- [Directions]:
Only the pictures stay out; every record is to be quoted exactly.

• • •

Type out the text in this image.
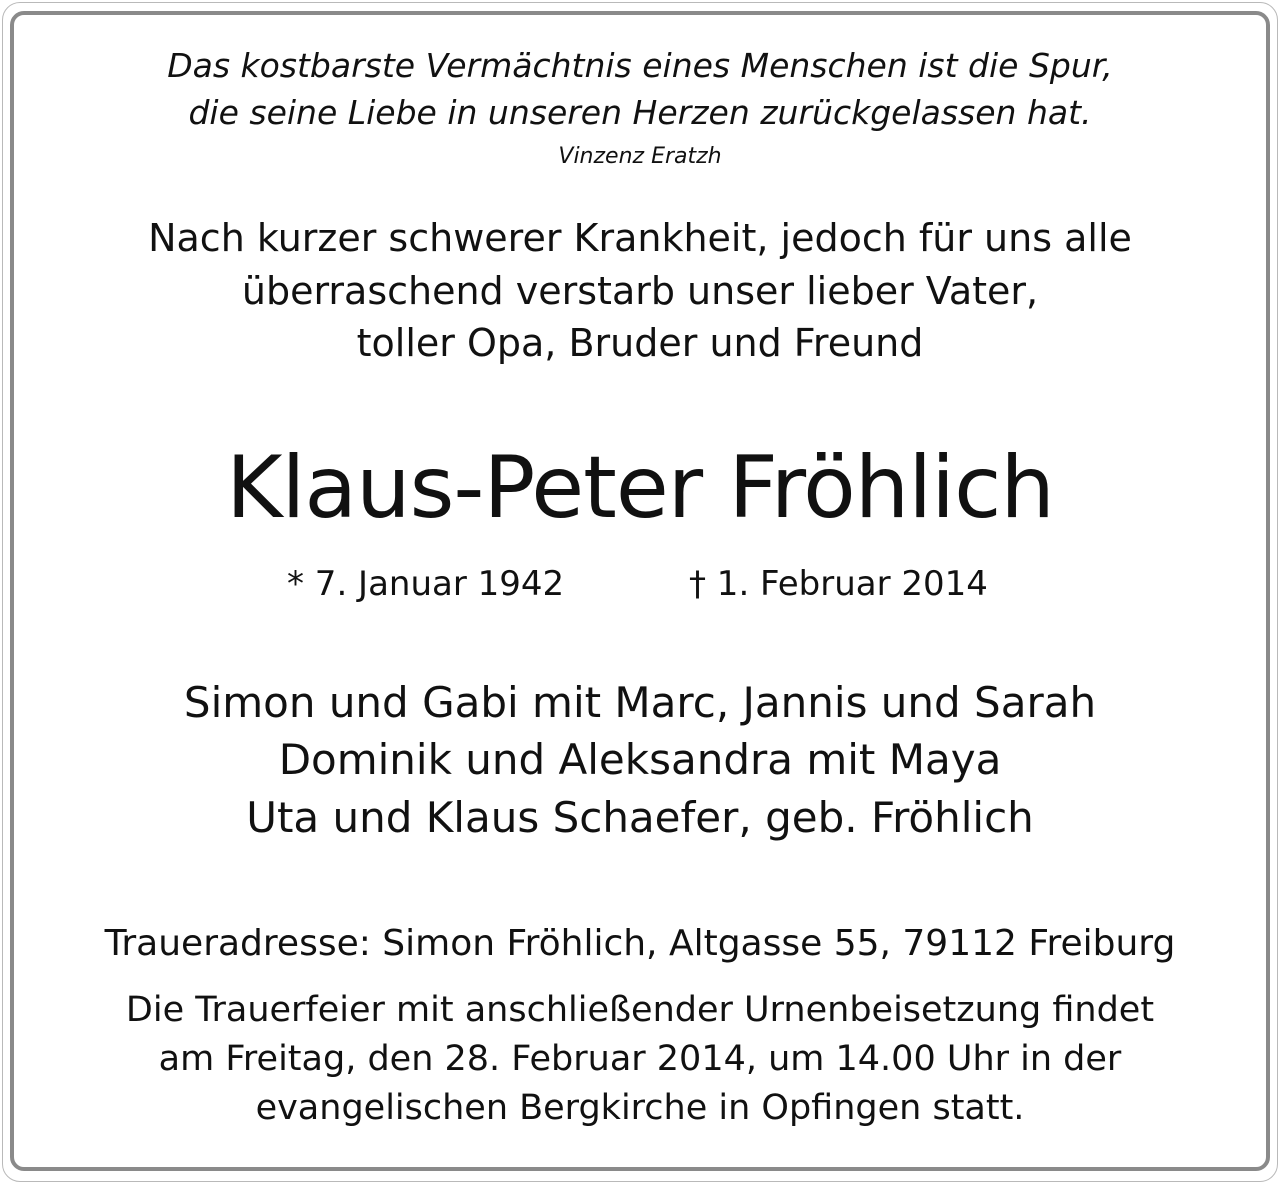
Das kostbarste Vermächtnis eines Menschen ist die Spur,
die seine Liebe in unseren Herzen zurückgelassen hat.
Vinzenz Eratzh
Nach kurzer schwerer Krankheit, jedoch für uns alle
überraschend verstarb unser lieber Vater,
toller Opa, Bruder und Freund
Klaus-Peter Fröhlich
* 7. Januar 1942	† 1. Februar 2014
Simon und Gabi mit Marc, Jannis und Sarah
Dominik und Aleksandra mit Maya
Uta und Klaus Schaefer, geb. Fröhlich
Traueradresse: Simon Fröhlich, Altgasse 55, 79112 Freiburg
Die Trauerfeier mit anschließender Urnenbeisetzung findet
am Freitag, den 28. Februar 2014, um 14.00 Uhr in der
evangelischen Bergkirche in Opfingen statt.
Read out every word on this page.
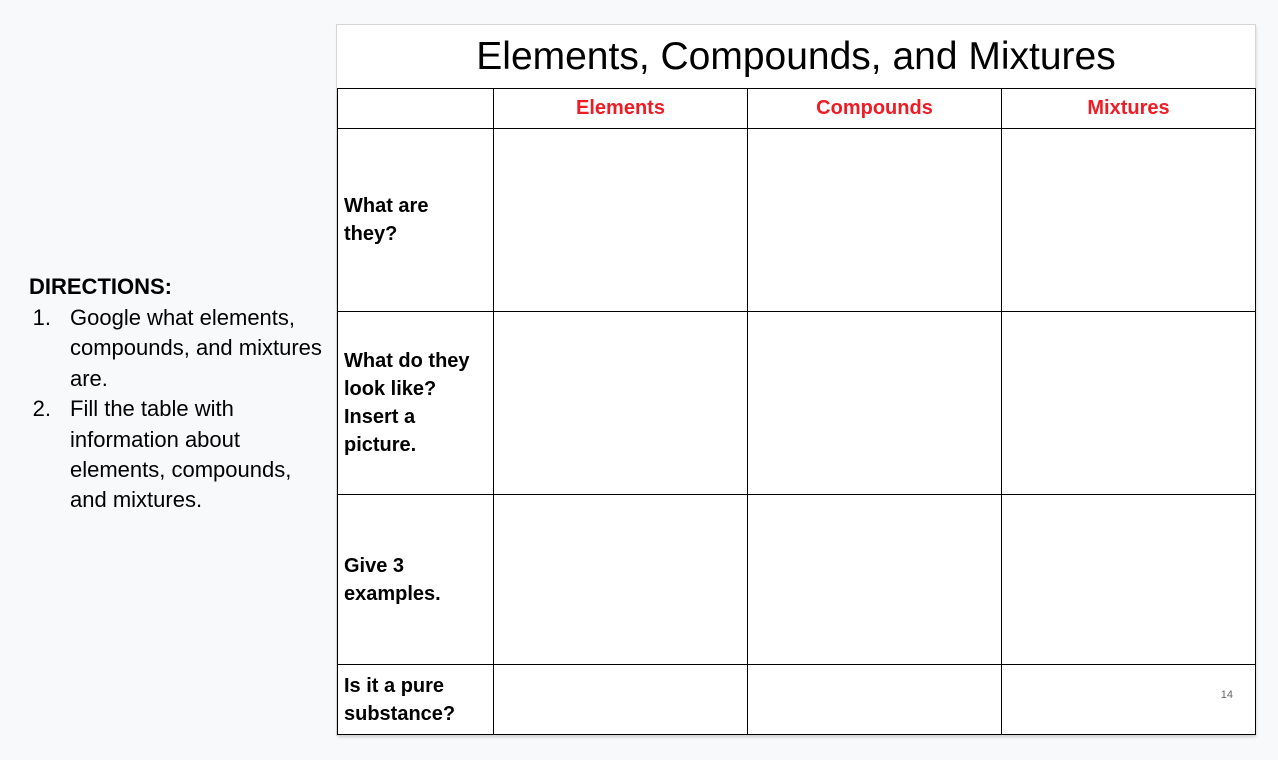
DIRECTIONS:
1. Google what elements, compounds, and mixtures are.
2. Fill the table with information about elements, compounds, and mixtures.
Elements, Compounds, and Mixtures
	Elements	Compounds	Mixtures
What are they?			
What do they look like? Insert a picture.			
Give 3 examples.			
Is it a pure substance?			
14
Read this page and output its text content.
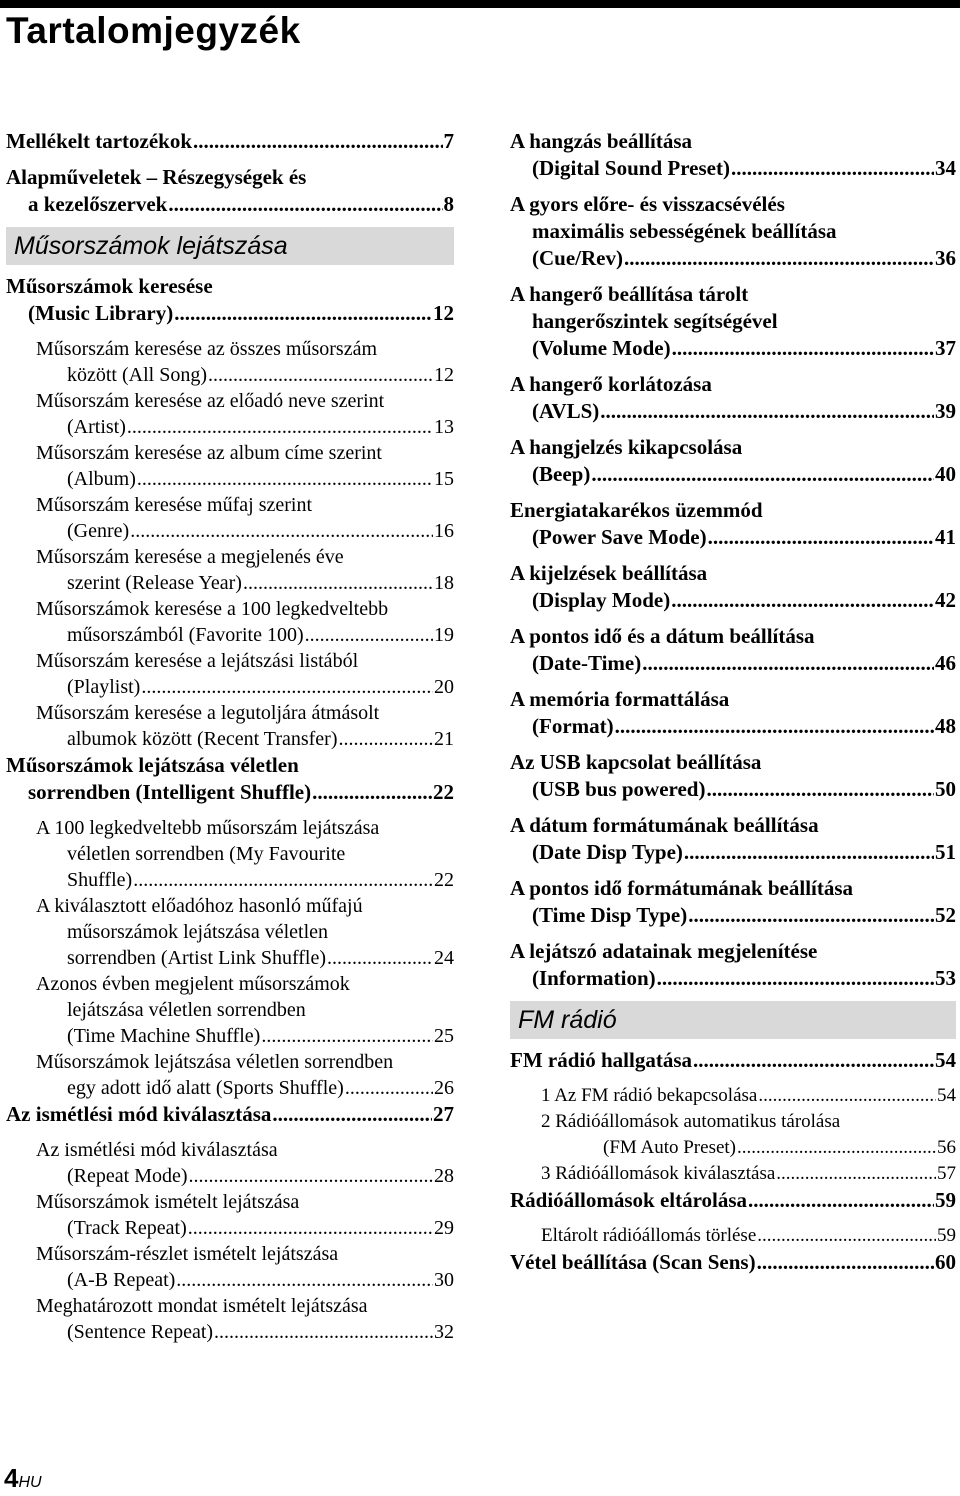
Tartalomjegyzék
Mellékelt tartozékok .....	7
Alapműveletek – Részegységek és
a kezelőszervek .....	8
Műsorszámok lejátszása
Műsorszámok keresése
(Music Library) .....	12
Műsorszám keresése az összes műsorszám
között (All Song) .....	12
Műsorszám keresése az előadó neve szerint
(Artist) .....	13
Műsorszám keresése az album címe szerint
(Album) .....	15
Műsorszám keresése műfaj szerint
(Genre) .....	16
Műsorszám keresése a megjelenés éve
szerint (Release Year) .....	18
Műsorszámok keresése a 100 legkedveltebb
műsorszámból (Favorite 100) .....	19
Műsorszám keresése a lejátszási listából
(Playlist) .....	20
Műsorszám keresése a legutoljára átmásolt
albumok között (Recent Transfer) .....	21
Műsorszámok lejátszása véletlen
sorrendben (Intelligent Shuffle) .....	22
A 100 legkedveltebb műsorszám lejátszása
véletlen sorrendben (My Favourite
Shuffle) .....	22
A kiválasztott előadóhoz hasonló műfajú
műsorszámok lejátszása véletlen
sorrendben (Artist Link Shuffle) .....	24
Azonos évben megjelent műsorszámok
lejátszása véletlen sorrendben
(Time Machine Shuffle) .....	25
Műsorszámok lejátszása véletlen sorrendben
egy adott idő alatt (Sports Shuffle) .....	26
Az ismétlési mód kiválasztása .....	27
Az ismétlési mód kiválasztása
(Repeat Mode) .....	28
Műsorszámok ismételt lejátszása
(Track Repeat) .....	29
Műsorszám-részlet ismételt lejátszása
(A-B Repeat) .....	30
Meghatározott mondat ismételt lejátszása
(Sentence Repeat) .....	32
A hangzás beállítása
(Digital Sound Preset) .....	34
A gyors előre- és visszacsévélés
maximális sebességének beállítása
(Cue/Rev) .....	36
A hangerő beállítása tárolt
hangerőszintek segítségével
(Volume Mode) .....	37
A hangerő korlátozása
(AVLS) .....	39
A hangjelzés kikapcsolása
(Beep) .....	40
Energiatakarékos üzemmód
(Power Save Mode) .....	41
A kijelzések beállítása
(Display Mode) .....	42
A pontos idő és a dátum beállítása
(Date-Time) .....	46
A memória formattálása
(Format) .....	48
Az USB kapcsolat beállítása
(USB bus powered) .....	50
A dátum formátumának beállítása
(Date Disp Type) .....	51
A pontos idő formátumának beállítása
(Time Disp Type) .....	52
A lejátszó adatainak megjelenítése
(Information) .....	53
FM rádió
FM rádió hallgatása .....	54
1 Az FM rádió bekapcsolása .....	54
2 Rádióállomások automatikus tárolása
(FM Auto Preset) .....	56
3 Rádióállomások kiválasztása .....	57
Rádióállomások eltárolása .....	59
Eltárolt rádióállomás törlése .....	59
Vétel beállítása (Scan Sens) .....	60
4HU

• • •

- [Answer to the exercise]:
Type out the text in this image.
Das kostbarste Vermächtnis eines Menschen ist die Spur,
die seine Liebe in unseren Herzen zurückgelassen hat.
Vinzenz Eratzh
Nach kurzer schwerer Krankheit, jedoch für uns alle
überraschend verstarb unser lieber Vater,
toller Opa, Bruder und Freund
Klaus-Peter Fröhlich
* 7. Januar 1942	† 1. Februar 2014
Simon und Gabi mit Marc, Jannis und Sarah
Dominik und Aleksandra mit Maya
Uta und Klaus Schaefer, geb. Fröhlich
Traueradresse: Simon Fröhlich, Altgasse 55, 79112 Freiburg
Die Trauerfeier mit anschließender Urnenbeisetzung findet
am Freitag, den 28. Februar 2014, um 14.00 Uhr in der
evangelischen Bergkirche in Opfingen statt.
Read out every word on this page.
DIRECTIONS:
1. Google what elements, compounds, and mixtures are.
2. Fill the table with information about elements, compounds, and mixtures.
Elements, Compounds, and Mixtures
	Elements	Compounds	Mixtures
What are they?			
What do they look like? Insert a picture.			
Give 3 examples.			
Is it a pure substance?			
14
Read this page and output its text content.
Tartalomjegyzék
Mellékelt tartozékok .....	7
Alapműveletek – Részegységek és
a kezelőszervek .....	8
Műsorszámok lejátszása
Műsorszámok keresése
(Music Library) .....	12
Műsorszám keresése az összes műsorszám
között (All Song) .....	12
Műsorszám keresése az előadó neve szerint
(Artist) .....	13
Műsorszám keresése az album címe szerint
(Album) .....	15
Műsorszám keresése műfaj szerint
(Genre) .....	16
Műsorszám keresése a megjelenés éve
szerint (Release Year) .....	18
Műsorszámok keresése a 100 legkedveltebb
műsorszámból (Favorite 100) .....	19
Műsorszám keresése a lejátszási listából
(Playlist) .....	20
Műsorszám keresése a legutoljára átmásolt
albumok között (Recent Transfer) .....	21
Műsorszámok lejátszása véletlen
sorrendben (Intelligent Shuffle) .....	22
A 100 legkedveltebb műsorszám lejátszása
véletlen sorrendben (My Favourite
Shuffle) .....	22
A kiválasztott előadóhoz hasonló műfajú
műsorszámok lejátszása véletlen
sorrendben (Artist Link Shuffle) .....	24
Azonos évben megjelent műsorszámok
lejátszása véletlen sorrendben
(Time Machine Shuffle) .....	25
Műsorszámok lejátszása véletlen sorrendben
egy adott idő alatt (Sports Shuffle) .....	26
Az ismétlési mód kiválasztása .....	27
Az ismétlési mód kiválasztása
(Repeat Mode) .....	28
Műsorszámok ismételt lejátszása
(Track Repeat) .....	29
Műsorszám-részlet ismételt lejátszása
(A-B Repeat) .....	30
Meghatározott mondat ismételt lejátszása
(Sentence Repeat) .....	32
A hangzás beállítása
(Digital Sound Preset) .....	34
A gyors előre- és visszacsévélés
maximális sebességének beállítása
(Cue/Rev) .....	36
A hangerő beállítása tárolt
hangerőszintek segítségével
(Volume Mode) .....	37
A hangerő korlátozása
(AVLS) .....	39
A hangjelzés kikapcsolása
(Beep) .....	40
Energiatakarékos üzemmód
(Power Save Mode) .....	41
A kijelzések beállítása
(Display Mode) .....	42
A pontos idő és a dátum beállítása
(Date-Time) .....	46
A memória formattálása
(Format) .....	48
Az USB kapcsolat beállítása
(USB bus powered) .....	50
A dátum formátumának beállítása
(Date Disp Type) .....	51
A pontos idő formátumának beállítása
(Time Disp Type) .....	52
A lejátszó adatainak megjelenítése
(Information) .....	53
FM rádió
FM rádió hallgatása .....	54
1 Az FM rádió bekapcsolása .....	54
2 Rádióállomások automatikus tárolása
(FM Auto Preset) .....	56
3 Rádióállomások kiválasztása .....	57
Rádióállomások eltárolása .....	59
Eltárolt rádióállomás törlése .....	59
Vétel beállítása (Scan Sens) .....	60
4HU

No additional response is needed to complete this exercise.